Segment Start: Working data
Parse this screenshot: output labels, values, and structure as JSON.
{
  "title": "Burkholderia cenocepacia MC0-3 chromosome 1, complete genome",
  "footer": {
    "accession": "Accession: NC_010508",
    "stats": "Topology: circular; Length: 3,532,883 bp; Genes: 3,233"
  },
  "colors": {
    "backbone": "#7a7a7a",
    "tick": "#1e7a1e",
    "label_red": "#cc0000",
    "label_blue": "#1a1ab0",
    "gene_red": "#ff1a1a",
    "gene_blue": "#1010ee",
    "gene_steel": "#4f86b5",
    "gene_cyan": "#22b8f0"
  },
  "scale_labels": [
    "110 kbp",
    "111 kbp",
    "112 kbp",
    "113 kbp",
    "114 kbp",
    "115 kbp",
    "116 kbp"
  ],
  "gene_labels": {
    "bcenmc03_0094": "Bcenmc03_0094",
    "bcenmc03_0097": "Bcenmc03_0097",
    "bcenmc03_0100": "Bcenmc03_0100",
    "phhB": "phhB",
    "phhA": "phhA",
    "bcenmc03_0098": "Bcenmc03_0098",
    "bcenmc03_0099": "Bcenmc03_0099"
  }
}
Segment End: Working data
== Exercise requirements ==
Reproduce the full set of entries above exactly, without dropping a line.

== Written solution ==
Parse this screenshot: output labels, values, and structure as JSON.
{
  "title": "Burkholderia cenocepacia MC0-3 chromosome 1, complete genome",
  "footer": {
    "accession": "Accession: NC_010508",
    "stats": "Topology: circular; Length: 3,532,883 bp; Genes: 3,233"
  },
  "colors": {
    "backbone": "#7a7a7a",
    "tick": "#1e7a1e",
    "label_red": "#cc0000",
    "label_blue": "#1a1ab0",
    "gene_red": "#ff1a1a",
    "gene_blue": "#1010ee",
    "gene_steel": "#4f86b5",
    "gene_cyan": "#22b8f0"
  },
  "scale_labels": [
    "110 kbp",
    "111 kbp",
    "112 kbp",
    "113 kbp",
    "114 kbp",
    "115 kbp",
    "116 kbp"
  ],
  "gene_labels": {
    "bcenmc03_0094": "Bcenmc03_0094",
    "bcenmc03_0097": "Bcenmc03_0097",
    "bcenmc03_0100": "Bcenmc03_0100",
    "phhB": "phhB",
    "phhA": "phhA",
    "bcenmc03_0098": "Bcenmc03_0098",
    "bcenmc03_0099": "Bcenmc03_0099"
  }
}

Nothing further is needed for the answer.